Aim of the exercise
Leave out the pictures and copy everything else in the entries exactly.

Records provided
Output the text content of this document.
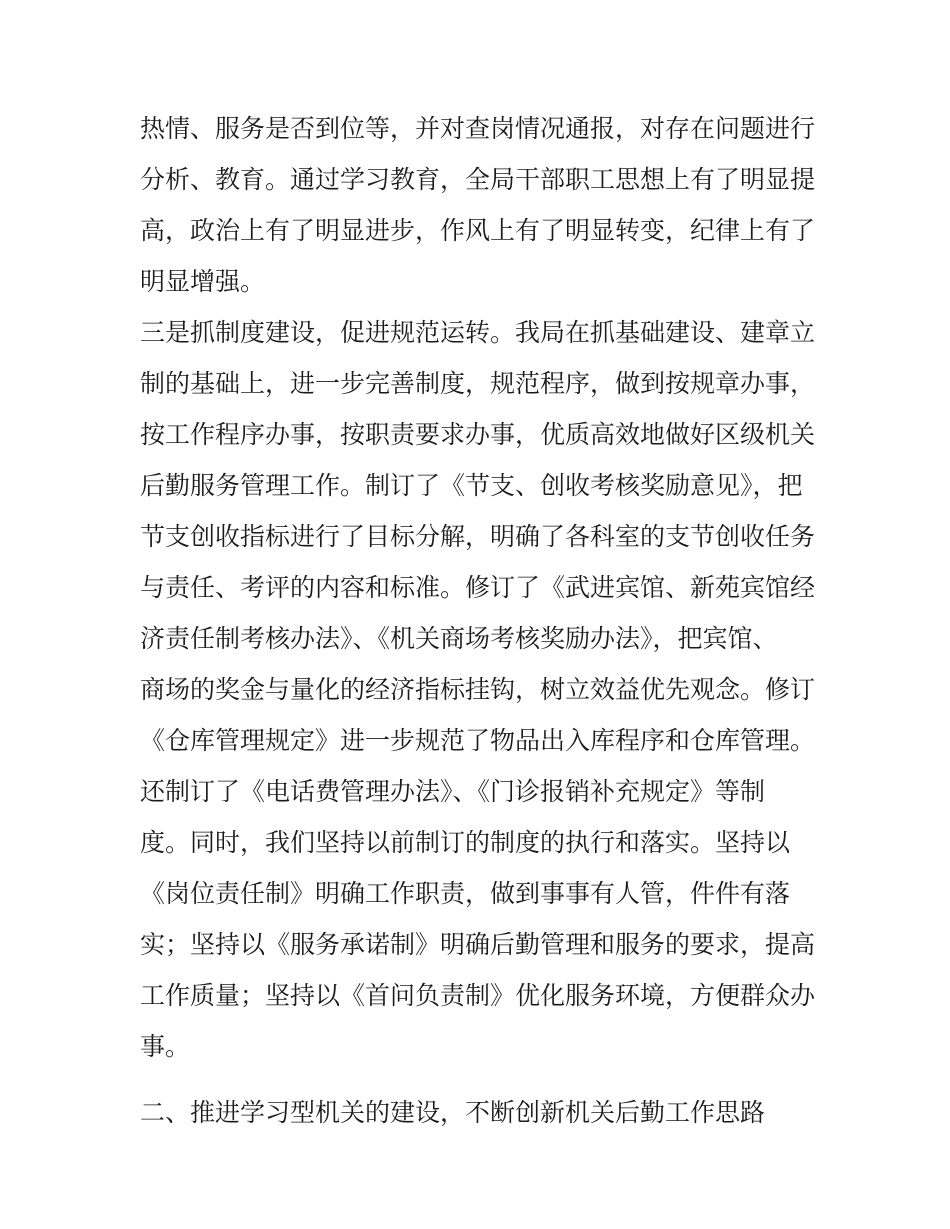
热情、服务是否到位等，并对查岗情况通报，对存在问题进行
分析、教育。通过学习教育，全局干部职工思想上有了明显提
高，政治上有了明显进步，作风上有了明显转变，纪律上有了
明显增强。
三是抓制度建设，促进规范运转。我局在抓基础建设、建章立
制的基础上，进一步完善制度，规范程序，做到按规章办事，
按工作程序办事，按职责要求办事，优质高效地做好区级机关
后勤服务管理工作。制订了《节支、创收考核奖励意见》，把
节支创收指标进行了目标分解，明确了各科室的支节创收任务
与责任、考评的内容和标准。修订了《武进宾馆、新苑宾馆经
济责任制考核办法》、《机关商场考核奖励办法》，把宾馆、
商场的奖金与量化的经济指标挂钩，树立效益优先观念。修订
《仓库管理规定》进一步规范了物品出入库程序和仓库管理。
还制订了《电话费管理办法》、《门诊报销补充规定》等制
度。同时，我们坚持以前制订的制度的执行和落实。坚持以
《岗位责任制》明确工作职责，做到事事有人管，件件有落
实；坚持以《服务承诺制》明确后勤管理和服务的要求，提高
工作质量；坚持以《首问负责制》优化服务环境，方便群众办
事。
二、推进学习型机关的建设，不断创新机关后勤工作思路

Output for this exercise
Output the text content of this document.
热情、服务是否到位等，并对查岗情况通报，对存在问题进行
分析、教育。通过学习教育，全局干部职工思想上有了明显提
高，政治上有了明显进步，作风上有了明显转变，纪律上有了
明显增强。
三是抓制度建设，促进规范运转。我局在抓基础建设、建章立
制的基础上，进一步完善制度，规范程序，做到按规章办事，
按工作程序办事，按职责要求办事，优质高效地做好区级机关
后勤服务管理工作。制订了《节支、创收考核奖励意见》，把
节支创收指标进行了目标分解，明确了各科室的支节创收任务
与责任、考评的内容和标准。修订了《武进宾馆、新苑宾馆经
济责任制考核办法》、《机关商场考核奖励办法》，把宾馆、
商场的奖金与量化的经济指标挂钩，树立效益优先观念。修订
《仓库管理规定》进一步规范了物品出入库程序和仓库管理。
还制订了《电话费管理办法》、《门诊报销补充规定》等制
度。同时，我们坚持以前制订的制度的执行和落实。坚持以
《岗位责任制》明确工作职责，做到事事有人管，件件有落
实；坚持以《服务承诺制》明确后勤管理和服务的要求，提高
工作质量；坚持以《首问负责制》优化服务环境，方便群众办
事。
二、推进学习型机关的建设，不断创新机关后勤工作思路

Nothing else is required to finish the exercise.